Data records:
┌──

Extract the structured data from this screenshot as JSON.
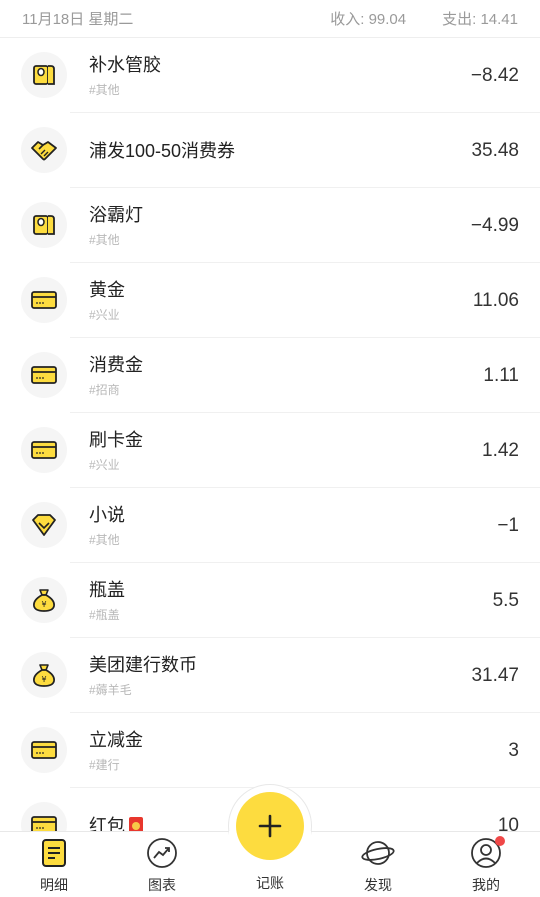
{
  "header": {
    "date": "11月18日 星期二",
    "income_label": "收入:",
    "income_value": "99.04",
    "expense_label": "支出:",
    "expense_value": "14.41"
  },
  "records": [
    {
      "name": "补水管胶",
      "tag": "#其他",
      "amount": "−8.42",
      "icon": "toilet-paper-icon"
    },
    {
      "name": "浦发100-50消费券",
      "tag": "",
      "amount": "35.48",
      "icon": "handshake-icon"
    },
    {
      "name": "浴霸灯",
      "tag": "#其他",
      "amount": "−4.99",
      "icon": "toilet-paper-icon"
    },
    {
      "name": "黄金",
      "tag": "#兴业",
      "amount": "11.06",
      "icon": "card-icon"
    },
    {
      "name": "消费金",
      "tag": "#招商",
      "amount": "1.11",
      "icon": "card-icon"
    },
    {
      "name": "刷卡金",
      "tag": "#兴业",
      "amount": "1.42",
      "icon": "card-icon"
    },
    {
      "name": "小说",
      "tag": "#其他",
      "amount": "−1",
      "icon": "diamond-icon"
    },
    {
      "name": "瓶盖",
      "tag": "#瓶盖",
      "amount": "5.5",
      "icon": "money-bag-icon"
    },
    {
      "name": "美团建行数币",
      "tag": "#薅羊毛",
      "amount": "31.47",
      "icon": "money-bag-icon"
    },
    {
      "name": "立减金",
      "tag": "#建行",
      "amount": "3",
      "icon": "card-icon"
    },
    {
      "name": "红包",
      "tag": "",
      "amount": "10",
      "icon": "card-icon",
      "badge_icon": "red-envelope-icon"
    }
  ],
  "tabbar": {
    "details": "明细",
    "charts": "图表",
    "add": "记账",
    "discover": "发现",
    "mine": "我的"
  },
  "colors": {
    "accent": "#fddc3f",
    "notification": "#f04848"
  }
}
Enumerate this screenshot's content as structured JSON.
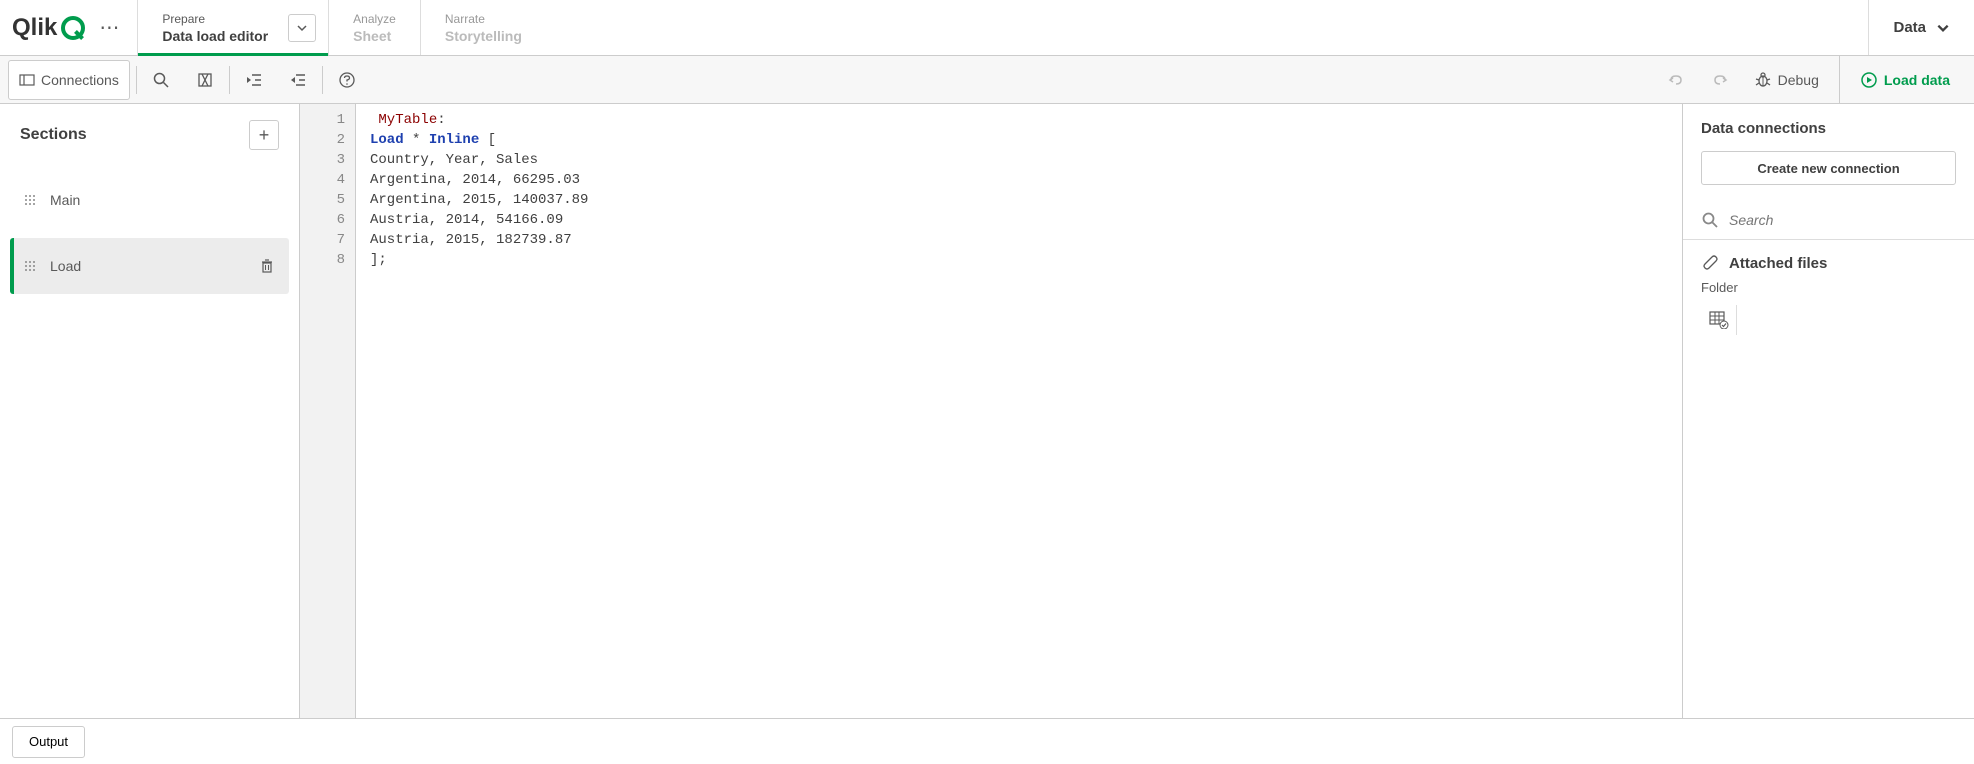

└──

[WRITTEN TASK]: List every line above containing the word "screenshot".

[CORRECT ANSWER]:
Extract the structured data from this screenshot as JSON.
Enumerate this screenshot's content as structured JSON.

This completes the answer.